*SELECTED EXTRACT*.

^^^^^^^^

While it was no longer the top film of the week, Meet the Fockers still earned a tidy sum, and has pushed up to the $235 million mark. This weekend should see it come very close to, if not actually passing the $250 million milestone, and will in very short order become the fourth-highest grossing release of 2004 (though that's as far as it goes).
In Good Company overcame a medium release pattern to finish in third place (on the regular weekend) or fourth (over MLK) depending on how you count the weekend. The Topher Grace/Dennis Quaid/Scarlett Johansson film also earned the second highest per screen average for wide releases last weekend, coming in just behind Coach Carter. The breakthrough of this film bodes well for both Topher Grace's budding leading man career (take that, Ashton!) and Paul Weitz's attempt to become the new Cameron Crowe. Expanding to about 1,900 venues, In Good Company should hold on to a pretty good chunk of last weekend's business, to the tune of about $11 million.
It's got to be a little demoralizing for Jennifer Garner to come up behind Racing Stripes with her try at an action franchise. Elektra finished a solid fifth opening weekend, earning about $15 million over four days. With critics teeing off on the film, don't expect Elektra to have another resurrection. It should end up with just $7 million this weekend, and be available on video quite soon.

^^^^^^^^

*DATASET CONTENT*.
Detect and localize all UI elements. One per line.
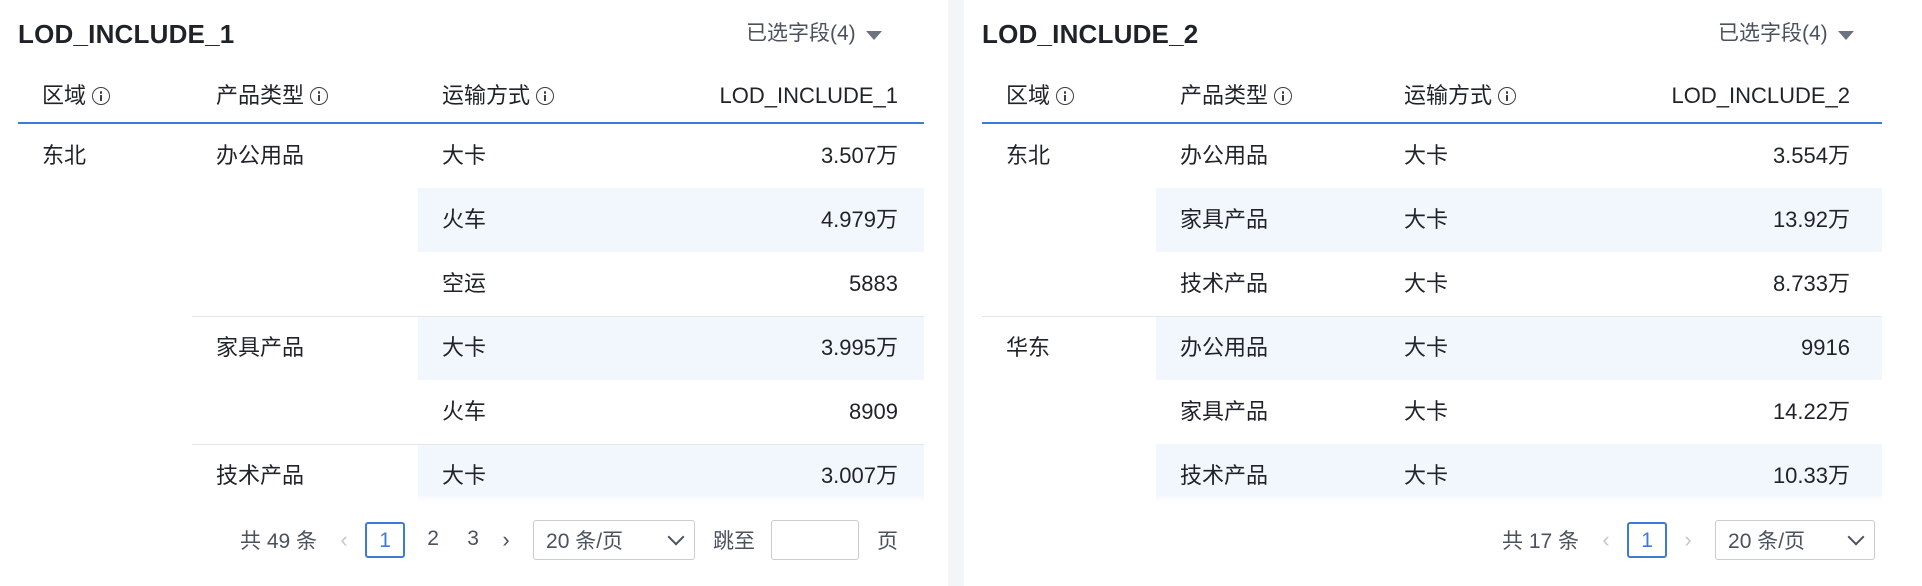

^^^^^^^^

*TASK SET*.
(a) Please transcribe part of the box office report, beginning at the words "While it was" and stopping after "as it goes).".
(b) Write the next part of the box office report, picking up after its final sentence.

*TASK-BY-TASK OUTPUTS*.
(a)
While it was no longer the top film of the week, Meet the Fockers still earned a tidy sum, and has pushed up to the $235 million mark. This weekend should see it come very close to, if not actually passing the $250 million milestone, and will in very short order become the fourth-highest grossing release of 2004 (though that's as far as it goes).

(b)
Two films with two major Golden Globe wins are in the best position to benefit from awards this weekend, though this bump has traditionally been only minor since there are greater rewards to (potentially) come. I would expect The Aviator, the Best Drama and Best Actor-Drama winner, to hold steady at about $5 million this weekend. Sideways, the Best Comedy and Screenplay winner, nearly doubles its screens this weekend, and should see the biggest overall jump, and to break into the top ten for the first time, also earning close to $5 million. Ray and Closer also could stand to benefit, but are either in very small numbers of screens or are in the process of losing them. Matching Oscar nominations could reinforce this phenomenon.